> **Dataset**:
START
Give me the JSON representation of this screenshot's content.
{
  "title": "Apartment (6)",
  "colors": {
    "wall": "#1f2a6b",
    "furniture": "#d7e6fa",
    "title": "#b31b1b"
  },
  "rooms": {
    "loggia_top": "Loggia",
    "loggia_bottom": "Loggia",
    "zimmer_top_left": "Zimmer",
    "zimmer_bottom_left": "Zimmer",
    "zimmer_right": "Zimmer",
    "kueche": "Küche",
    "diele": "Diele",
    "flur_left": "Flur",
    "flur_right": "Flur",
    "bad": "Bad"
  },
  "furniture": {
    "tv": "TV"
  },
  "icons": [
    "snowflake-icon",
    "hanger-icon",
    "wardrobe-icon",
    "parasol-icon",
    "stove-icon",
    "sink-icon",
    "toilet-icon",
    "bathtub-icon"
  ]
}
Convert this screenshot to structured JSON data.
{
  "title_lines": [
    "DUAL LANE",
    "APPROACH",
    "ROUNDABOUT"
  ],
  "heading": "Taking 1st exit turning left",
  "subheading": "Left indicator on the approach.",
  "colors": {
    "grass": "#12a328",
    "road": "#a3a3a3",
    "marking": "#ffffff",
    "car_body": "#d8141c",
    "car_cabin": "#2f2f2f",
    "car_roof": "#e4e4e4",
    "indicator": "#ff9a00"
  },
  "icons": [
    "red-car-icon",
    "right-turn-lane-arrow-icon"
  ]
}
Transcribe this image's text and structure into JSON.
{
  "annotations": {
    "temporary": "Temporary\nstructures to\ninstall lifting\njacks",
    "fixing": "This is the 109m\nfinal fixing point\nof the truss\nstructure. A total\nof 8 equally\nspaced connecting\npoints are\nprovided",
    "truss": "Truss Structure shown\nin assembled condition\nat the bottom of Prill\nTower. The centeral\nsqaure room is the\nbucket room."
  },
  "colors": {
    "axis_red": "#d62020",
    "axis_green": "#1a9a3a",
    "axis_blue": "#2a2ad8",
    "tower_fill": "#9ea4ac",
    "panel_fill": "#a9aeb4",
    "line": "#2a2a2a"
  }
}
END
START
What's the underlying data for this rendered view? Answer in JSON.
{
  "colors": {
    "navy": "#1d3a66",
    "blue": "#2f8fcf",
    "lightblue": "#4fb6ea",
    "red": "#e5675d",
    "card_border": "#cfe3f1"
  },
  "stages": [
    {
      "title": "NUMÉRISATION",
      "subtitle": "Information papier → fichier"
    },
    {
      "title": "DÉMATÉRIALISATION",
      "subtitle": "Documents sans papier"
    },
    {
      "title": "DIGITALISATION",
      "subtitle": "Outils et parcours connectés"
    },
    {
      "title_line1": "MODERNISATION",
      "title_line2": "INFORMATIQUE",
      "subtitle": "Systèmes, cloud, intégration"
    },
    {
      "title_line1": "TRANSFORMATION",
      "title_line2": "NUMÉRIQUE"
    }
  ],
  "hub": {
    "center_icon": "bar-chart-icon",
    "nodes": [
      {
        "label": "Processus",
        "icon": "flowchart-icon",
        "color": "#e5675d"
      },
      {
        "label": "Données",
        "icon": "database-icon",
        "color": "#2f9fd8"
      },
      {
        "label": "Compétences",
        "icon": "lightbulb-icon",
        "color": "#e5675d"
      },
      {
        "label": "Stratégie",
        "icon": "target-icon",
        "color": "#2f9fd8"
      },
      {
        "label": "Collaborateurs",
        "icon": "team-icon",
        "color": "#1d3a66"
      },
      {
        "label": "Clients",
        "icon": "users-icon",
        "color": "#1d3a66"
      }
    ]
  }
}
END
> **What the task requires**:
Go through the records and copy each line with "Loggia" in it.

> **Solution to the exercise**:
    "loggia_top": "Loggia",
    "loggia_bottom": "Loggia",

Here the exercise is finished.